> YOUR INSTRUCTIONS: Take every line where the string "using" appears and copy it.

> Stored records:

━━━━━━

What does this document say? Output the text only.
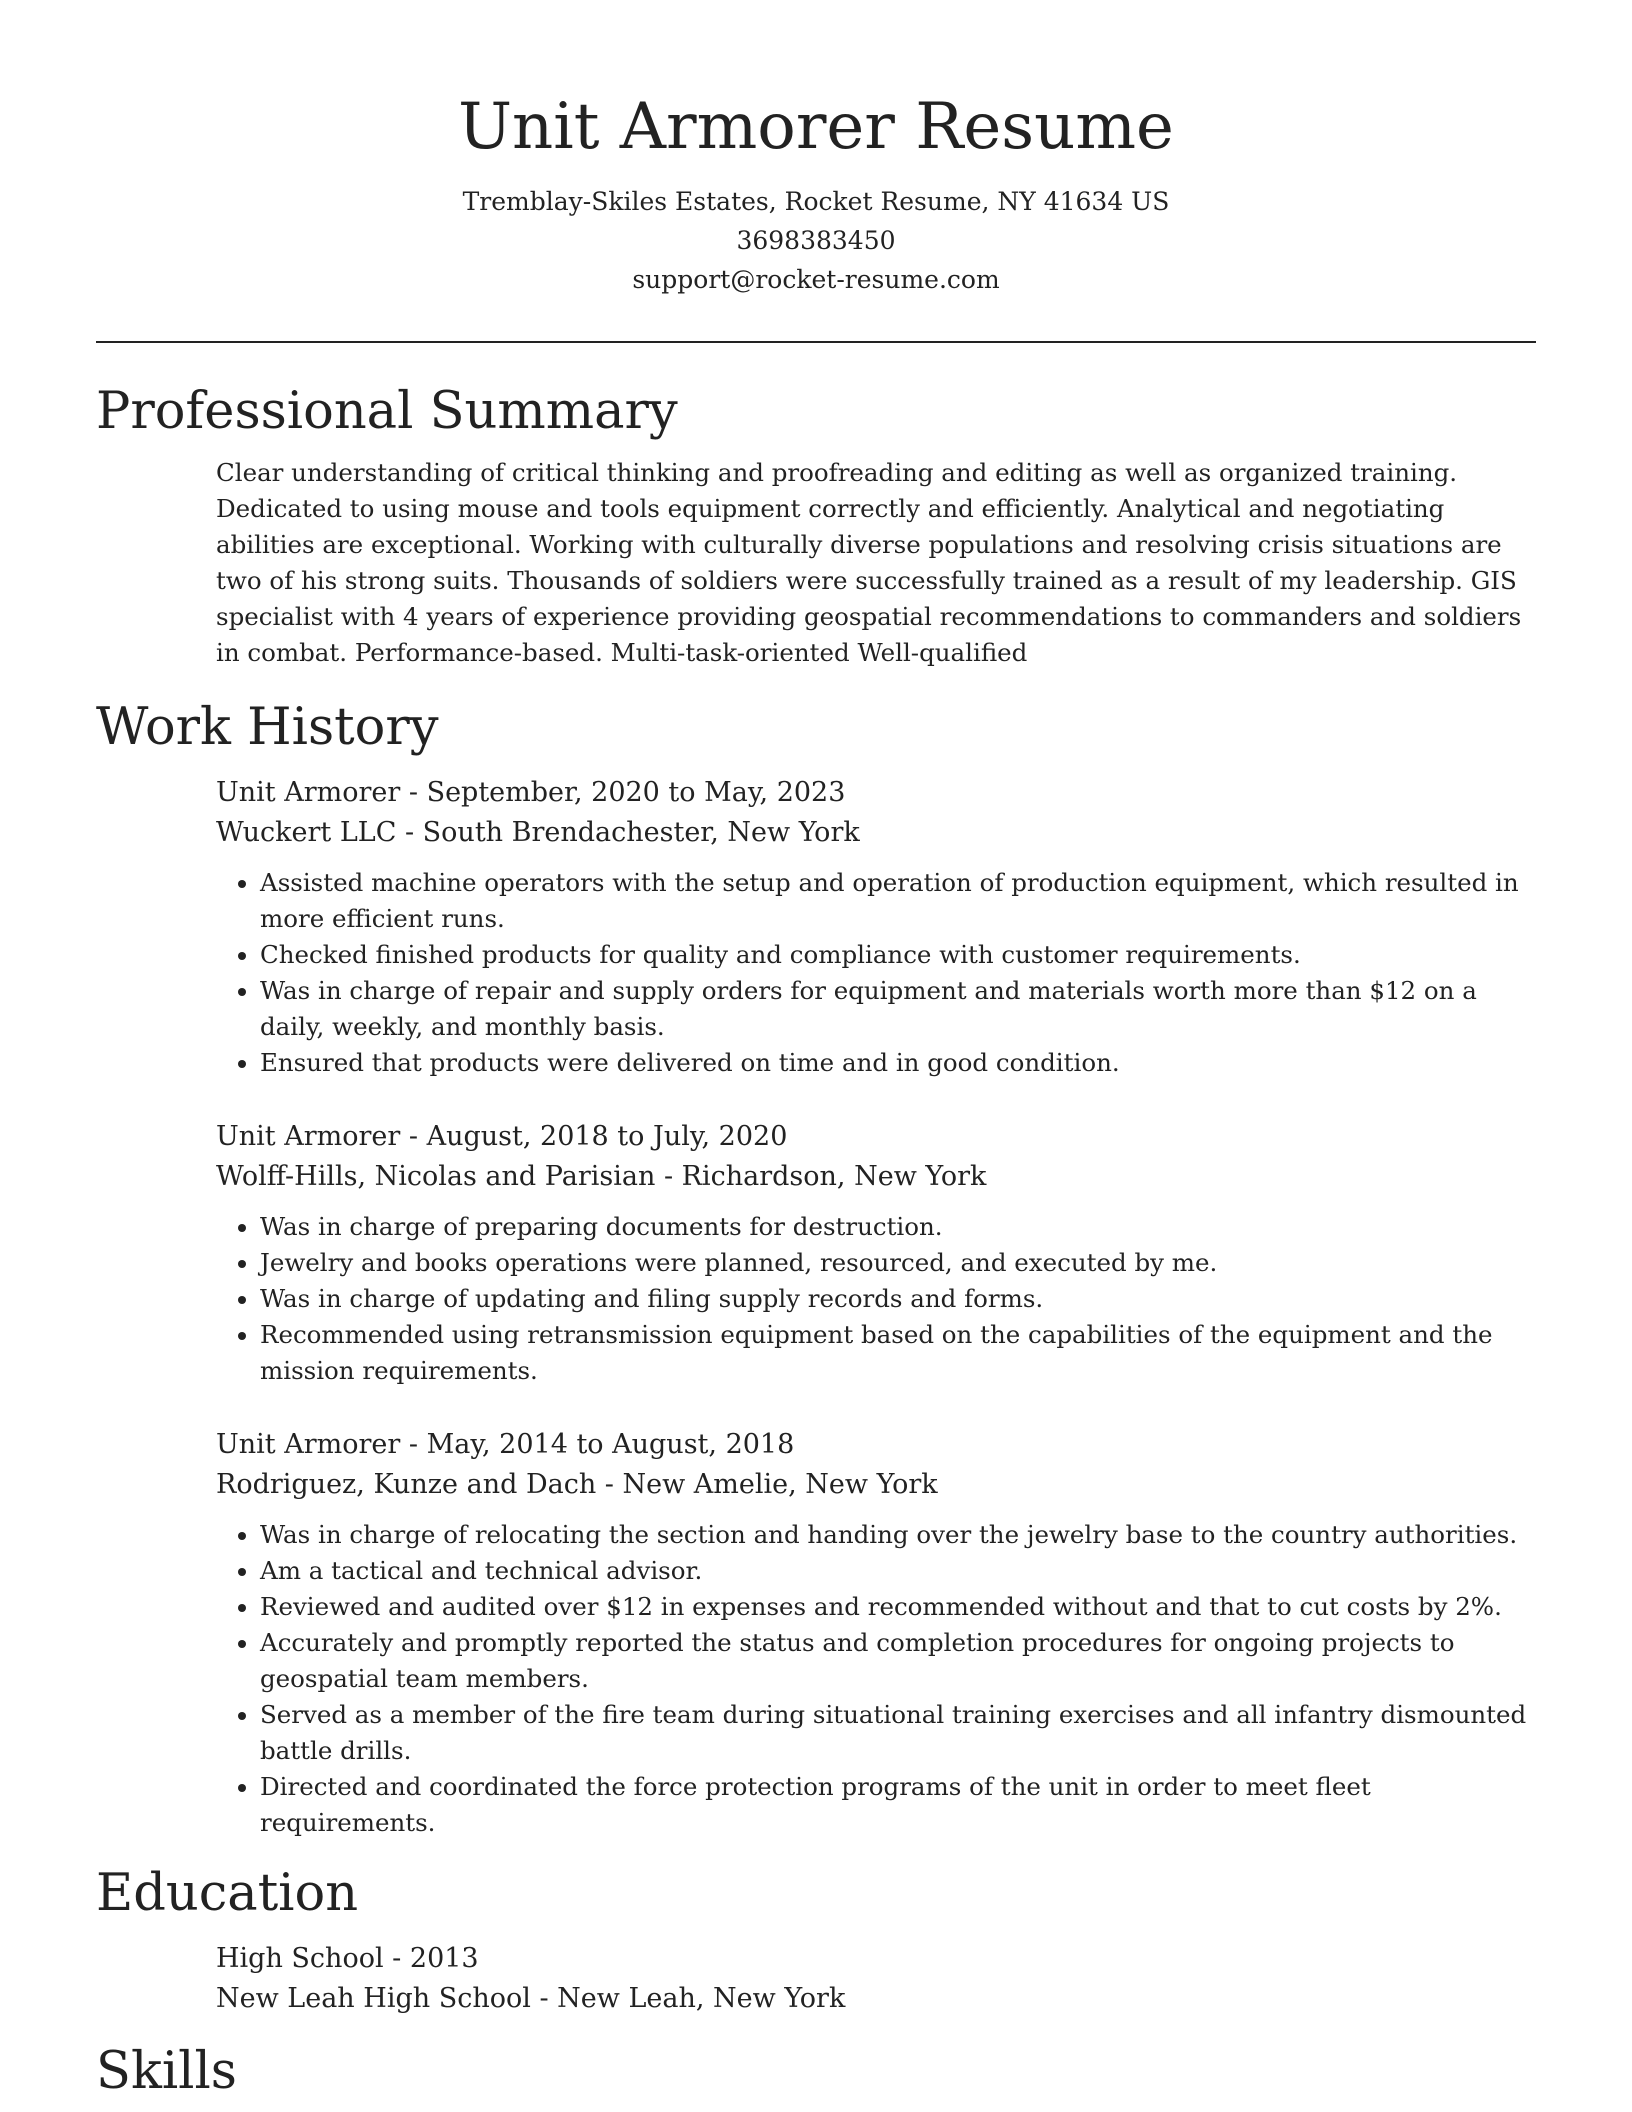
Unit Armorer Resume
Tremblay-Skiles Estates, Rocket Resume, NY 41634 US
3698383450
support@rocket-resume.com
Professional Summary

Clear understanding of critical thinking and proofreading and editing as well as organized training. Dedicated to using mouse and tools equipment correctly and efficiently. Analytical and negotiating abilities are exceptional. Working with culturally diverse populations and resolving crisis situations are two of his strong suits. Thousands of soldiers were successfully trained as a result of my leadership. GIS specialist with 4 years of experience providing geospatial recommendations to commanders and soldiers in combat. Performance-based. Multi-task-oriented Well-qualified

Work History
Unit Armorer - September, 2020 to May, 2023
Wuckert LLC - South Brendachester, New York
• Assisted machine operators with the setup and operation of production equipment, which resulted in more efficient runs.
• Checked finished products for quality and compliance with customer requirements.
• Was in charge of repair and supply orders for equipment and materials worth more than $12 on a daily, weekly, and monthly basis.
• Ensured that products were delivered on time and in good condition.
Unit Armorer - August, 2018 to July, 2020
Wolff-Hills, Nicolas and Parisian - Richardson, New York
• Was in charge of preparing documents for destruction.
• Jewelry and books operations were planned, resourced, and executed by me.
• Was in charge of updating and filing supply records and forms.
• Recommended using retransmission equipment based on the capabilities of the equipment and the mission requirements.
Unit Armorer - May, 2014 to August, 2018
Rodriguez, Kunze and Dach - New Amelie, New York
• Was in charge of relocating the section and handing over the jewelry base to the country authorities.
• Am a tactical and technical advisor.
• Reviewed and audited over $12 in expenses and recommended without and that to cut costs by 2%.
• Accurately and promptly reported the status and completion procedures for ongoing projects to geospatial team members.
• Served as a member of the fire team during situational training exercises and all infantry dismounted battle drills.
• Directed and coordinated the force protection programs of the unit in order to meet fleet requirements.
Education
High School - 2013
New Leah High School - New Leah, New York
Skills
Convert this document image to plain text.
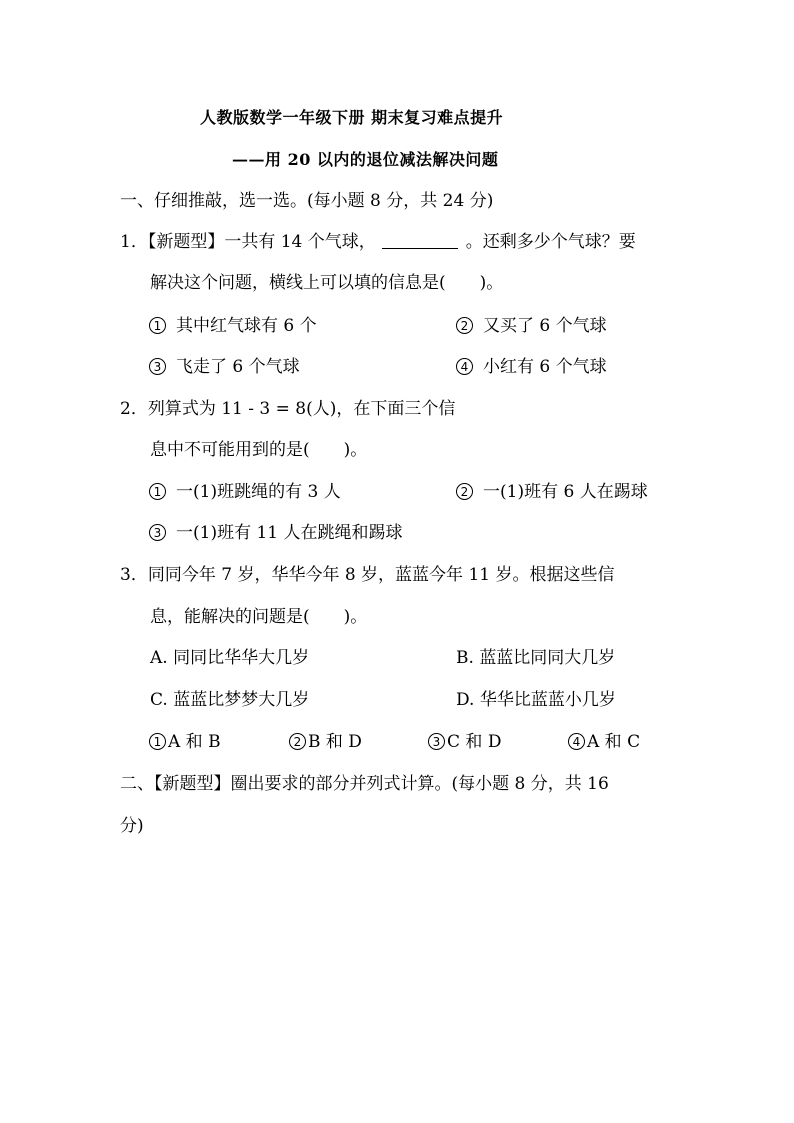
人教版数学一年级下册 期末复习难点提升
——用 20 以内的退位减法解决问题
一、仔细推敲，选一选。(每小题 8 分，共 24 分)
1．【新题型】一共有 14 个气球，	。还剩多少个气球？要
解决这个问题，横线上可以填的信息是(　　)。
1 其中红气球有 6 个	2 又买了 6 个气球
3 飞走了 6 个气球	4 小红有 6 个气球
2．列算式为 11 - 3 = 8(人)，在下面三个信
息中不可能用到的是(　　)。
1 一(1)班跳绳的有 3 人	2 一(1)班有 6 人在踢球
3 一(1)班有 11 人在跳绳和踢球
3．同同今年 7 岁，华华今年 8 岁，蓝蓝今年 11 岁。根据这些信
息，能解决的问题是(　　)。
A. 同同比华华大几岁	B. 蓝蓝比同同大几岁
C. 蓝蓝比梦梦大几岁	D. 华华比蓝蓝小几岁
1 A 和 B	2 B 和 D	3 C 和 D	4 A 和 C
二、【新题型】圈出要求的部分并列式计算。(每小题 8 分，共 16
分)
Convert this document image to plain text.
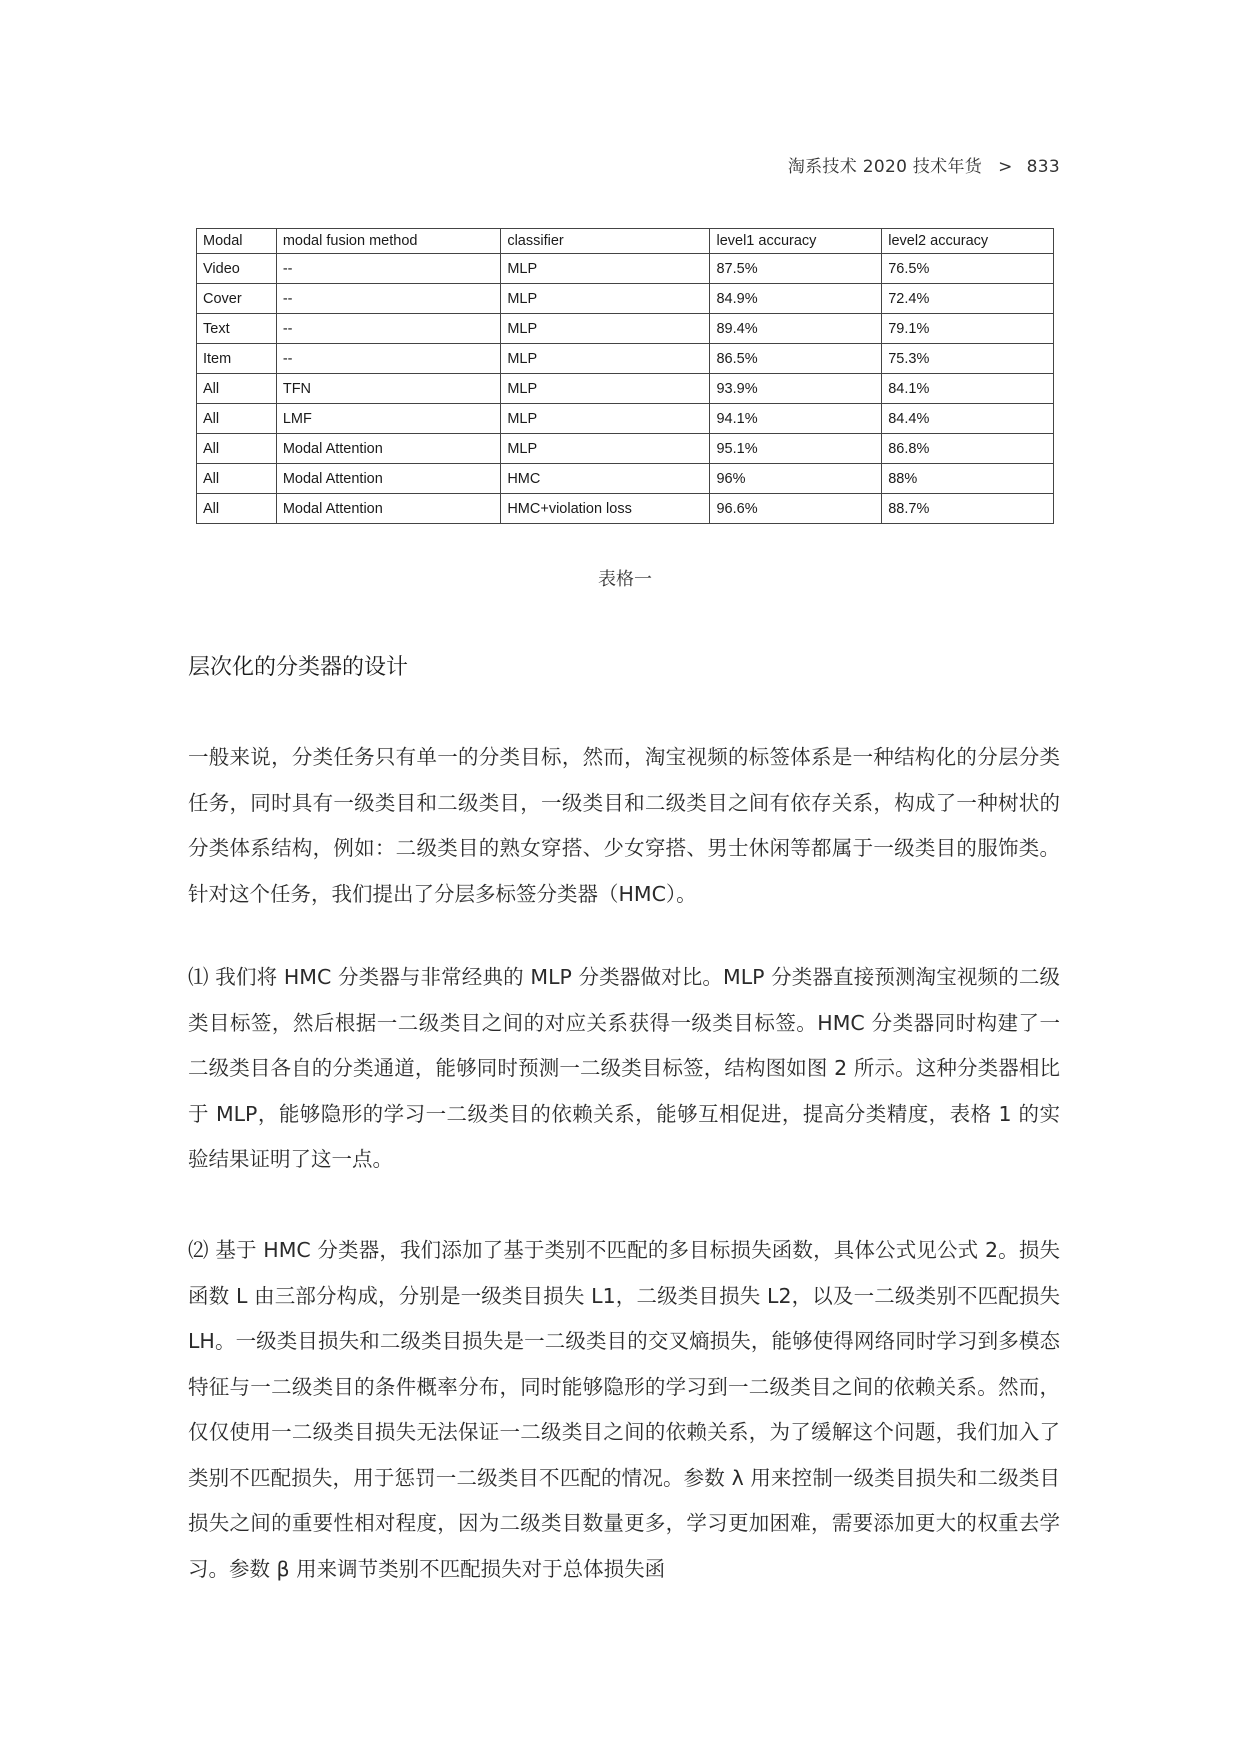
淘系技术 2020 技术年货 > 833
Modal	modal fusion method	classifier	level1 accuracy	level2 accuracy
Video	--	MLP	87.5%	76.5%
Cover	--	MLP	84.9%	72.4%
Text	--	MLP	89.4%	79.1%
Item	--	MLP	86.5%	75.3%
All	TFN	MLP	93.9%	84.1%
All	LMF	MLP	94.1%	84.4%
All	Modal Attention	MLP	95.1%	86.8%
All	Modal Attention	HMC	96%	88%
All	Modal Attention	HMC+violation loss	96.6%	88.7%
表格一
层次化的分类器的设计

一般来说，分类任务只有单一的分类目标，然而，淘宝视频的标签体系是一种结构化的分层分类任务，同时具有一级类目和二级类目，一级类目和二级类目之间有依存关系，构成了一种树状的分类体系结构，例如：二级类目的熟女穿搭、少女穿搭、男士休闲等都属于一级类目的服饰类。针对这个任务，我们提出了分层多标签分类器（HMC）。

⑴ 我们将 HMC 分类器与非常经典的 MLP 分类器做对比。MLP 分类器直接预测淘宝视频的二级类目标签，然后根据一二级类目之间的对应关系获得一级类目标签。HMC 分类器同时构建了一二级类目各自的分类通道，能够同时预测一二级类目标签，结构图如图 2 所示。这种分类器相比于 MLP，能够隐形的学习一二级类目的依赖关系，能够互相促进，提高分类精度，表格 1 的实验结果证明了这一点。

⑵ 基于 HMC 分类器，我们添加了基于类别不匹配的多目标损失函数，具体公式见公式 2。损失函数 L 由三部分构成，分别是一级类目损失 L1，二级类目损失 L2，以及一二级类别不匹配损失 LH。一级类目损失和二级类目损失是一二级类目的交叉熵损失，能够使得网络同时学习到多模态特征与一二级类目的条件概率分布，同时能够隐形的学习到一二级类目之间的依赖关系。然而，仅仅使用一二级类目损失无法保证一二级类目之间的依赖关系，为了缓解这个问题，我们加入了类别不匹配损失，用于惩罚一二级类目不匹配的情况。参数 λ 用来控制一级类目损失和二级类目损失之间的重要性相对程度，因为二级类目数量更多，学习更加困难，需要添加更大的权重去学习。参数 β 用来调节类别不匹配损失对于总体损失函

━━━━━━

> SOLUTION TO THE PROBLEM:
Clear understanding of critical thinking and proofreading and editing as well as organized training. Dedicated to using mouse and tools equipment correctly and efficiently. Analytical and negotiating abilities are exceptional. Working with culturally diverse populations and resolving crisis situations are two of his strong suits. Thousands of soldiers were successfully trained as a result of my leadership. GIS specialist with 4 years of experience providing geospatial recommendations to commanders and soldiers in combat. Performance-based. Multi-task-oriented Well-qualified
• Recommended using retransmission equipment based on the capabilities of the equipment and the mission requirements.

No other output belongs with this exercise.